ARTICLE
The directive PerlTransHandler tells mod_perl that we want the package Apache::MySite_Redirect to handle URL rewriting. You can also specify a subroutine name:

 # Takes care of URL rewriting
  PerlTransHandler      Apache::MySite_Redirect::url_modify

Here's another set of directives where we restrict the directive to a particular location.

 # Where we keep all the scripts to make up each
 # page. Apache::Registry should cache them, 
 # making them go lickety-split!
 <Location /page>
   SetHandler   Perl-script
   PerlHandler  Apache::Registry
   Options      +ExecCGI
 </Location>

(We'll discuss Apache::Registry below.)


Other stuff

You can also place pieces of your configuration within <Perl>...</Perl> tags and mod_perl will execute the Perl code between them. I have not yet dived into this area so I can't say much.


Apache::Registry

Apache::Registry is a replacement for CGI that allows your CGI scripts to be cached in memory, making them run extremely fast, about as fast as a static page request.

To enable Apache::Registry, put the following lines of code in your .conf file:

 Alias /cgi-bin /usr/local/httpd/cgi-bin/mysite
 <Location /cgi-bin>
   SetHandler   perl-script
   PerlHandler  Apache::Registry
 </Location>

mod_perl will then cache your CGI scripts in memory as it encounters them. This can have a huge performance increase, but there are also a number of traps. CGI scripting can encourage messy programming -- since your program will only be around for one instance, why bother using strict and similar checks? However, with mod_perl your program can be around for some time, so you can run into problems with incorrectly initialized variables, data structures that hang around past their lifetime, and so forth. The mod_perl documentation has some help on this issue.


Using DBI with mod_perl

A module Apache::DBI exists to cache database connections on a per-child basis. As mentioned earlier, sharing information (including a database connection) among the children can be difficult, to say the least.

DATASET SECTION

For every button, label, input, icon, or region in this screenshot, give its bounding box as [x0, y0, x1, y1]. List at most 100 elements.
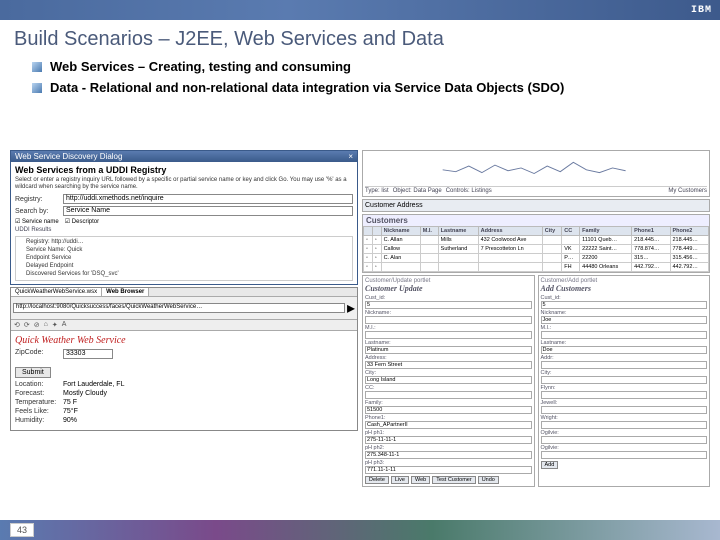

EXERCISE REQUIREMENTS
1. Copy the stretch of the mod_perl article from "The directive PerlTransHandler" through "them go lickety-split!".
2. According to the mod_perl article, what does the Apache::DBI module cache, and on what basis?
3. Continue the mod_perl article from its last sentence onward.

RESULTS FOR THE EXERCISE
1.
The directive PerlTransHandler tells mod_perl that we want the package Apache::MySite_Redirect to handle URL rewriting. You can also specify a subroutine name:

 # Takes care of URL rewriting
  PerlTransHandler      Apache::MySite_Redirect::url_modify

Here's another set of directives where we restrict the directive to a particular location.

 # Where we keep all the scripts to make up each
 # page. Apache::Registry should cache them, 
 # making them go lickety-split!

2. It caches database connections on a per-child basis.

3.
So upon a child process startup, this module will register itself with mod_perl. Any successive calls to DBI's connect method will get re-routed to Apache::DBI, which maintains a series of database connections. Each connection is distinguished by its unique data source name (DSN -- generally the driver name combined with the database you're connecting to), so when a call comes in for that DSN Apache::DBI doesn't bother making the actual connection but instead hands off the already established connection.

Everything else should work exactly the same. You should ensure that on busy websites your database can handle the number of connections this can generate.


Small Example

One of the sites we host is template driven, with the different pieces of a page determined by codes placed into the HTML.

It's not anything earth-shattering, but will hopefully give you an idea of what mod_perl can do.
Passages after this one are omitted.